Alex is Sprintlaw’s co-founder and principal lawyer. Alex previously worked at a top-tier firm as a lawyer specialising in technology and media contracts, and founded a digital agency which he sold in 2015.
- What Is The Base Rate Of Pay In Australia?
- Why The Base Rate Matters For Small Employers
- How Does The Base Rate Interact With Penalties, Overtime And Allowances?
- Base Rate And Superannuation (Ordinary Time Earnings)
- Annualised Salaries And The Base Rate
- Record-Keeping, Payslips And Deductions
- How To Communicate Base Rates With Your Team
- A Simple Framework To Set And Review Base Rates
- What Legal Documents Should You Have In Place?
- Practical Tips To Stay Compliant (And Save Time)
- Key Takeaways
Getting pay right is one of the most important (and visible) compliance tasks for any small business in Australia.
If you underpay, you risk backpay claims, penalties and brand damage. If you overpay by mistake, you hit your cash flow and create confusion with staff.
That’s why understanding your employees’ base rate of pay is essential. In this guide, we’ll explain what the base rate of pay actually is, how it works under Modern Awards and enterprise agreements, what’s included and excluded, and how to apply it for casuals, part-timers and salaried staff.
We’ll also cover common pitfalls to avoid and the documents you should have in place to protect your business and keep things compliant from day one.
What Is The Base Rate Of Pay In Australia?
The base rate of pay is the minimum hourly rate an employee must receive for their ordinary hours of work.
It does not include add‑ons like overtime, penalty rates, allowances, bonuses or loadings. Think of it as the “starting point” for pay calculations before you add anything else the law or an agreement requires for a particular shift or situation.
For many employees, the correct base rate comes from a Modern Award. Some businesses have an enterprise agreement that sets different minimums, and the National Minimum Wage applies where no Award or agreement covers the role.
In short: identify the applicable instrument (Award, enterprise agreement or minimum wage), find the correct classification for the role and level, and that classification’s ordinary hourly rate is the base rate of pay.
Why The Base Rate Matters For Small Employers
Your base rate is the foundation for almost everything payroll-related. Get it right and you’ll:
- Calculate penalties, overtime and allowances accurately
- Avoid underpayment claims and Fair Work disputes
- Budget labour costs with confidence
- Communicate clearly with staff about pay and entitlements
Get it wrong and the mistakes compound. If your “starting point” is off, every penalty or overtime calculation you build on top can also be wrong.
It’s also critical for superannuation, because super is generally calculated on ordinary time earnings (OTE), which is closely connected to the base rate for ordinary hours.
How Do You Find The Correct Base Rate?
Start with a structured approach. A small amount of upfront work is much easier than fixing payroll errors later.
1) Confirm Award Coverage (Or Not)
---*---
* Problems to solve:
a. Copy the portion of the guide on the base rate of pay starting with "It’s also critical" and going on through "for ordinary hours.".
b. According to the guide on the base rate of pay, what applies where no Award or agreement covers the role?
The records that follow are separate material and are not part of the guide on the base rate of pay.
---*---
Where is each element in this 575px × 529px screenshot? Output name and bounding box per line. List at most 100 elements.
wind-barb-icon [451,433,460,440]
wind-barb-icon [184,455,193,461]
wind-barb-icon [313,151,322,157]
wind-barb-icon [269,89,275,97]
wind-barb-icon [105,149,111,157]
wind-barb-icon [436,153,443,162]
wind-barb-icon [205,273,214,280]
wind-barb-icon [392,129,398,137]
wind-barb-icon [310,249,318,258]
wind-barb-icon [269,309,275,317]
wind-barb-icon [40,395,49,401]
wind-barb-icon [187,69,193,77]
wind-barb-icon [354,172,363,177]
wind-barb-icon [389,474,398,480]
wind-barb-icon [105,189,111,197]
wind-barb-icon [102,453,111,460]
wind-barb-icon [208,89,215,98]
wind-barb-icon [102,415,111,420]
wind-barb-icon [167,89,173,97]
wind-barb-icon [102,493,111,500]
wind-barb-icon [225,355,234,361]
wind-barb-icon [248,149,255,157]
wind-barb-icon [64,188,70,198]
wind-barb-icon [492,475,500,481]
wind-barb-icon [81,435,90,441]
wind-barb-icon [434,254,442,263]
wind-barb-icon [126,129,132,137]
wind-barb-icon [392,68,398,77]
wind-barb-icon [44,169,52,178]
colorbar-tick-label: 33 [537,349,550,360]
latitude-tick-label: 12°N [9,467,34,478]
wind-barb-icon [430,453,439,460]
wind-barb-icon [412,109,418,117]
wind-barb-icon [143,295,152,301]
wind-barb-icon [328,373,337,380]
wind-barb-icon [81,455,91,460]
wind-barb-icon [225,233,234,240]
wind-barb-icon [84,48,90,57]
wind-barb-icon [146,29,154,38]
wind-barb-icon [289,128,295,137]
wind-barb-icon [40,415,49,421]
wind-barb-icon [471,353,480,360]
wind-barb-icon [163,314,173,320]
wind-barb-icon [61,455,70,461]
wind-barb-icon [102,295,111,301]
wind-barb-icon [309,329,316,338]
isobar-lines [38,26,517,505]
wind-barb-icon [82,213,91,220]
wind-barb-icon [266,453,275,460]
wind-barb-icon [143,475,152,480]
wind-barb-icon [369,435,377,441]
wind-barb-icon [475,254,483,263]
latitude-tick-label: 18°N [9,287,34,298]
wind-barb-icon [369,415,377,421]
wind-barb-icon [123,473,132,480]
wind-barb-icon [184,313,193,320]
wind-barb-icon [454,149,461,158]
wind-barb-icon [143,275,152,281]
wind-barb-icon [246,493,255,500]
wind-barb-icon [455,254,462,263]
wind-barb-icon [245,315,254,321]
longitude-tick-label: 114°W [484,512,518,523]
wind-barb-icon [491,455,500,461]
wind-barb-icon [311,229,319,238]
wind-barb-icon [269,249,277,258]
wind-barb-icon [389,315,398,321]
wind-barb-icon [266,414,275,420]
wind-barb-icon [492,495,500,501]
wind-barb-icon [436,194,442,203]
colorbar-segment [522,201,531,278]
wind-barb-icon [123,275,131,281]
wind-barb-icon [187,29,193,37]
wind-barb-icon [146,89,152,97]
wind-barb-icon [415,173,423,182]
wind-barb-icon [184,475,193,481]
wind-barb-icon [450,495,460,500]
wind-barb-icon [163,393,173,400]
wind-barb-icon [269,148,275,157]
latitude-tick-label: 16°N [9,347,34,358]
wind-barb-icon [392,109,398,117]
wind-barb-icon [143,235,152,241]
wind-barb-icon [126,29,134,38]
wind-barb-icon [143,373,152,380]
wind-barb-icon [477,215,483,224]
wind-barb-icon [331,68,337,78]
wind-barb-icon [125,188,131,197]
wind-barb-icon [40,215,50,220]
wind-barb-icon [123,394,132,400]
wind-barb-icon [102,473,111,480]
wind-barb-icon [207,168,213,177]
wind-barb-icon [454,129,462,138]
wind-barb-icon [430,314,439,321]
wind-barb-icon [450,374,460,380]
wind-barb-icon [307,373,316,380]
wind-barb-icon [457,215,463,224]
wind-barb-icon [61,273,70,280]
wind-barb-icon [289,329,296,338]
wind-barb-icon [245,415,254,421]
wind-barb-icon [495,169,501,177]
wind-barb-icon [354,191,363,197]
---*---
* Outputs in order:
a.
It’s also critical for superannuation, because super is generally calculated on ordinary time earnings (OTE), which is closely connected to the base rate for ordinary hours.

b. The National Minimum Wage.